◆ **SHORT TASK**
Print all the data, keeping every line exactly as it is.

• • • • •

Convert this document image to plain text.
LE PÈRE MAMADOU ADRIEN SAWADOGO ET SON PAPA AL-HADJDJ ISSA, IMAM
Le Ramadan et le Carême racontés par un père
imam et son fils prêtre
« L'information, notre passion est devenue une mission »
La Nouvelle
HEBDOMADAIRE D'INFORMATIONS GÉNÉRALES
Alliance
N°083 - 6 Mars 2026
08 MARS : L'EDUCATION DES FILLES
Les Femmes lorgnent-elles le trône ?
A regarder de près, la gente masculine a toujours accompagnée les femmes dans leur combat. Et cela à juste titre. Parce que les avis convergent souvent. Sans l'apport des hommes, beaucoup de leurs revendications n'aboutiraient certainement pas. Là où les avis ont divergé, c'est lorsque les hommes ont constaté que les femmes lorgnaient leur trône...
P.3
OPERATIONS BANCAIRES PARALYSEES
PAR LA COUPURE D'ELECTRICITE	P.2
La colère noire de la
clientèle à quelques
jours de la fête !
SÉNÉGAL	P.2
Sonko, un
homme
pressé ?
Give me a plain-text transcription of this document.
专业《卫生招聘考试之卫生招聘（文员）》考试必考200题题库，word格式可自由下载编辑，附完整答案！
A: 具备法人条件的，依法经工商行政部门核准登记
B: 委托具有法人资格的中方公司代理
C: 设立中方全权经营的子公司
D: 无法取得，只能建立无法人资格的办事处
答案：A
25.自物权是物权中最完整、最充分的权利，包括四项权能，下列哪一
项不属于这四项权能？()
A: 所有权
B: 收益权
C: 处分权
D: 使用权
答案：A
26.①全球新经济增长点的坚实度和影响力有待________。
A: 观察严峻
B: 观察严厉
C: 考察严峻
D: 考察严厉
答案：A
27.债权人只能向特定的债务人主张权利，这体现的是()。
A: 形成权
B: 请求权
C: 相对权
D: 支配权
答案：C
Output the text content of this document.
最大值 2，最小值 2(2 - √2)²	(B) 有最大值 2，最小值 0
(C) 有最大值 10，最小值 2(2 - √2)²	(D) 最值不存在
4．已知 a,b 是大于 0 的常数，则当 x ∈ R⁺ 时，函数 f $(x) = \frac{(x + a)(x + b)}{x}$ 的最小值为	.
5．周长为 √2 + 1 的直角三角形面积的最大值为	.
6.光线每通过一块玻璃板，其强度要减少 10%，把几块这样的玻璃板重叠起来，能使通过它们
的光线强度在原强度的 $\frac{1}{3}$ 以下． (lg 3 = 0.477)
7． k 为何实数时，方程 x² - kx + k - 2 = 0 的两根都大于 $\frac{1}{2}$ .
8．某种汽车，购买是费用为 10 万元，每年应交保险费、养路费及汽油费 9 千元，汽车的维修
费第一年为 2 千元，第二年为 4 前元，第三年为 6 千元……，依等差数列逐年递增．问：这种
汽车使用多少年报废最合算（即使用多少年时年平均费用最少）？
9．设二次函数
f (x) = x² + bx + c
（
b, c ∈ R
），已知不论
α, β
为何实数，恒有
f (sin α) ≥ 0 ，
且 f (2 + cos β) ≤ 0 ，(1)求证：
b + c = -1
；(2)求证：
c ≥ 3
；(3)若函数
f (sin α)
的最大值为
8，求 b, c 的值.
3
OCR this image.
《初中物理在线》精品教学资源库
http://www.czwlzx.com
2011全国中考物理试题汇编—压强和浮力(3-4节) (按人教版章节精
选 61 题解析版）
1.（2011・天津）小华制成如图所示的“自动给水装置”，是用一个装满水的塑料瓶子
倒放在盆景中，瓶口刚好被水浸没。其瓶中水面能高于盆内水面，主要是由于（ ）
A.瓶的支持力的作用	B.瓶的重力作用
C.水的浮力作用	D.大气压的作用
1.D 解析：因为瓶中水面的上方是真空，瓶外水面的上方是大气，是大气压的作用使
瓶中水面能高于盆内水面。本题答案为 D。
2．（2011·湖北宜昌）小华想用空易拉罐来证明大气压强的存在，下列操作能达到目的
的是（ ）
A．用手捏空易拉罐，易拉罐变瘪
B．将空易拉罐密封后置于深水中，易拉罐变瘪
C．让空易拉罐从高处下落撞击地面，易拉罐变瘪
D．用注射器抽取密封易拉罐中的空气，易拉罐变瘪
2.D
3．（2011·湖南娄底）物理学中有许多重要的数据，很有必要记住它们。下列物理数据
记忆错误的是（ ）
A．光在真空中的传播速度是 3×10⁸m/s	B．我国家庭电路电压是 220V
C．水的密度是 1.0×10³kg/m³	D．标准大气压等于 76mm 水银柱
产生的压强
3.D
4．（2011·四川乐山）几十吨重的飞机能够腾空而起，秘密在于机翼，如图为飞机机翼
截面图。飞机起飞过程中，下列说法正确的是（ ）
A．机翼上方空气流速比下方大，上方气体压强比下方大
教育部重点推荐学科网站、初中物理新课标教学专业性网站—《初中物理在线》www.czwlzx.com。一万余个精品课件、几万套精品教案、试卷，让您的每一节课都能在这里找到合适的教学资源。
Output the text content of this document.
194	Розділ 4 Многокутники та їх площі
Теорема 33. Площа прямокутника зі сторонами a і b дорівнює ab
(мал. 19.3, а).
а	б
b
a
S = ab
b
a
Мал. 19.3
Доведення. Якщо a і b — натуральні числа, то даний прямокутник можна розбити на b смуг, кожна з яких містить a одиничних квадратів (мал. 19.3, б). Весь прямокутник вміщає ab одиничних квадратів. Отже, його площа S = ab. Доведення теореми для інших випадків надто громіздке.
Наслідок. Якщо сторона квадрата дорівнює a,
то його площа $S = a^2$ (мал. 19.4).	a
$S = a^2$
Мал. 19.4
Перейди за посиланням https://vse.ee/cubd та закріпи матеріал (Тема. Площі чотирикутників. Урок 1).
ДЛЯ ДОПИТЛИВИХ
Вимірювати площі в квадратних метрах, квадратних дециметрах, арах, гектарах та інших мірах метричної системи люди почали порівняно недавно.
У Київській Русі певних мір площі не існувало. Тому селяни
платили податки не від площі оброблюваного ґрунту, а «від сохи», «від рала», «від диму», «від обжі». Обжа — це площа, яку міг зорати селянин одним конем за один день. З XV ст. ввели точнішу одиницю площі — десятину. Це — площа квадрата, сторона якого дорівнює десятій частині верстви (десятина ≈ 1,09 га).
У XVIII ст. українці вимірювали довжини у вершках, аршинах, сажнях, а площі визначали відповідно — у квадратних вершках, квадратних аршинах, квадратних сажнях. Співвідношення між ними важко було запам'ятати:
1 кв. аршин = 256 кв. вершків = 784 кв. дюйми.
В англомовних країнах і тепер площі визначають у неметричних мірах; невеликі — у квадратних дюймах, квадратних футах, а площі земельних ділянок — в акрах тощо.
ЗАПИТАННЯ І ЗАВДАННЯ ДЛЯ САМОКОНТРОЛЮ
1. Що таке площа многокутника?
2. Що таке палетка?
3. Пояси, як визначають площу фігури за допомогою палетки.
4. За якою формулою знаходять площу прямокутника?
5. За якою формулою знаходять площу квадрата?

• • • • •

◆ **OUTPUT**
Convert this document image to plain text.
LE PÈRE MAMADOU ADRIEN SAWADOGO ET SON PAPA AL-HADJDJ ISSA, IMAM
Le Ramadan et le Carême racontés par un père
imam et son fils prêtre
« L'information, notre passion est devenue une mission »
La Nouvelle
HEBDOMADAIRE D'INFORMATIONS GÉNÉRALES
Alliance
N°083 - 6 Mars 2026
08 MARS : L'EDUCATION DES FILLES
Les Femmes lorgnent-elles le trône ?
A regarder de près, la gente masculine a toujours accompagnée les femmes dans leur combat. Et cela à juste titre. Parce que les avis convergent souvent. Sans l'apport des hommes, beaucoup de leurs revendications n'aboutiraient certainement pas. Là où les avis ont divergé, c'est lorsque les hommes ont constaté que les femmes lorgnaient leur trône...
P.3
OPERATIONS BANCAIRES PARALYSEES
PAR LA COUPURE D'ELECTRICITE	P.2
La colère noire de la
clientèle à quelques
jours de la fête !
SÉNÉGAL	P.2
Sonko, un
homme
pressé ?
Give me a plain-text transcription of this document.
专业《卫生招聘考试之卫生招聘（文员）》考试必考200题题库，word格式可自由下载编辑，附完整答案！
A: 具备法人条件的，依法经工商行政部门核准登记
B: 委托具有法人资格的中方公司代理
C: 设立中方全权经营的子公司
D: 无法取得，只能建立无法人资格的办事处
答案：A
25.自物权是物权中最完整、最充分的权利，包括四项权能，下列哪一
项不属于这四项权能？()
A: 所有权
B: 收益权
C: 处分权
D: 使用权
答案：A
26.①全球新经济增长点的坚实度和影响力有待________。
A: 观察严峻
B: 观察严厉
C: 考察严峻
D: 考察严厉
答案：A
27.债权人只能向特定的债务人主张权利，这体现的是()。
A: 形成权
B: 请求权
C: 相对权
D: 支配权
答案：C
Output the text content of this document.
最大值 2，最小值 2(2 - √2)²	(B) 有最大值 2，最小值 0
(C) 有最大值 10，最小值 2(2 - √2)²	(D) 最值不存在
4．已知 a,b 是大于 0 的常数，则当 x ∈ R⁺ 时，函数 f $(x) = \frac{(x + a)(x + b)}{x}$ 的最小值为	.
5．周长为 √2 + 1 的直角三角形面积的最大值为	.
6.光线每通过一块玻璃板，其强度要减少 10%，把几块这样的玻璃板重叠起来，能使通过它们
的光线强度在原强度的 $\frac{1}{3}$ 以下． (lg 3 = 0.477)
7． k 为何实数时，方程 x² - kx + k - 2 = 0 的两根都大于 $\frac{1}{2}$ .
8．某种汽车，购买是费用为 10 万元，每年应交保险费、养路费及汽油费 9 千元，汽车的维修
费第一年为 2 千元，第二年为 4 前元，第三年为 6 千元……，依等差数列逐年递增．问：这种
汽车使用多少年报废最合算（即使用多少年时年平均费用最少）？
9．设二次函数
f (x) = x² + bx + c
（
b, c ∈ R
），已知不论
α, β
为何实数，恒有
f (sin α) ≥ 0 ，
且 f (2 + cos β) ≤ 0 ，(1)求证：
b + c = -1
；(2)求证：
c ≥ 3
；(3)若函数
f (sin α)
的最大值为
8，求 b, c 的值.
3
OCR this image.
《初中物理在线》精品教学资源库
http://www.czwlzx.com
2011全国中考物理试题汇编—压强和浮力(3-4节) (按人教版章节精
选 61 题解析版）
1.（2011・天津）小华制成如图所示的“自动给水装置”，是用一个装满水的塑料瓶子
倒放在盆景中，瓶口刚好被水浸没。其瓶中水面能高于盆内水面，主要是由于（ ）
A.瓶的支持力的作用	B.瓶的重力作用
C.水的浮力作用	D.大气压的作用
1.D 解析：因为瓶中水面的上方是真空，瓶外水面的上方是大气，是大气压的作用使
瓶中水面能高于盆内水面。本题答案为 D。
2．（2011·湖北宜昌）小华想用空易拉罐来证明大气压强的存在，下列操作能达到目的
的是（ ）
A．用手捏空易拉罐，易拉罐变瘪
B．将空易拉罐密封后置于深水中，易拉罐变瘪
C．让空易拉罐从高处下落撞击地面，易拉罐变瘪
D．用注射器抽取密封易拉罐中的空气，易拉罐变瘪
2.D
3．（2011·湖南娄底）物理学中有许多重要的数据，很有必要记住它们。下列物理数据
记忆错误的是（ ）
A．光在真空中的传播速度是 3×10⁸m/s	B．我国家庭电路电压是 220V
C．水的密度是 1.0×10³kg/m³	D．标准大气压等于 76mm 水银柱
产生的压强
3.D
4．（2011·四川乐山）几十吨重的飞机能够腾空而起，秘密在于机翼，如图为飞机机翼
截面图。飞机起飞过程中，下列说法正确的是（ ）
A．机翼上方空气流速比下方大，上方气体压强比下方大
教育部重点推荐学科网站、初中物理新课标教学专业性网站—《初中物理在线》www.czwlzx.com。一万余个精品课件、几万套精品教案、试卷，让您的每一节课都能在这里找到合适的教学资源。
Output the text content of this document.
194	Розділ 4 Многокутники та їх площі
Теорема 33. Площа прямокутника зі сторонами a і b дорівнює ab
(мал. 19.3, а).
а	б
b
a
S = ab
b
a
Мал. 19.3
Доведення. Якщо a і b — натуральні числа, то даний прямокутник можна розбити на b смуг, кожна з яких містить a одиничних квадратів (мал. 19.3, б). Весь прямокутник вміщає ab одиничних квадратів. Отже, його площа S = ab. Доведення теореми для інших випадків надто громіздке.
Наслідок. Якщо сторона квадрата дорівнює a,
то його площа $S = a^2$ (мал. 19.4).	a
$S = a^2$
Мал. 19.4
Перейди за посиланням https://vse.ee/cubd та закріпи матеріал (Тема. Площі чотирикутників. Урок 1).
ДЛЯ ДОПИТЛИВИХ
Вимірювати площі в квадратних метрах, квадратних дециметрах, арах, гектарах та інших мірах метричної системи люди почали порівняно недавно.
У Київській Русі певних мір площі не існувало. Тому селяни
платили податки не від площі оброблюваного ґрунту, а «від сохи», «від рала», «від диму», «від обжі». Обжа — це площа, яку міг зорати селянин одним конем за один день. З XV ст. ввели точнішу одиницю площі — десятину. Це — площа квадрата, сторона якого дорівнює десятій частині верстви (десятина ≈ 1,09 га).
У XVIII ст. українці вимірювали довжини у вершках, аршинах, сажнях, а площі визначали відповідно — у квадратних вершках, квадратних аршинах, квадратних сажнях. Співвідношення між ними важко було запам'ятати:
1 кв. аршин = 256 кв. вершків = 784 кв. дюйми.
В англомовних країнах і тепер площі визначають у неметричних мірах; невеликі — у квадратних дюймах, квадратних футах, а площі земельних ділянок — в акрах тощо.
ЗАПИТАННЯ І ЗАВДАННЯ ДЛЯ САМОКОНТРОЛЮ
1. Що таке площа многокутника?
2. Що таке палетка?
3. Пояси, як визначають площу фігури за допомогою палетки.
4. За якою формулою знаходять площу прямокутника?
5. За якою формулою знаходять площу квадрата?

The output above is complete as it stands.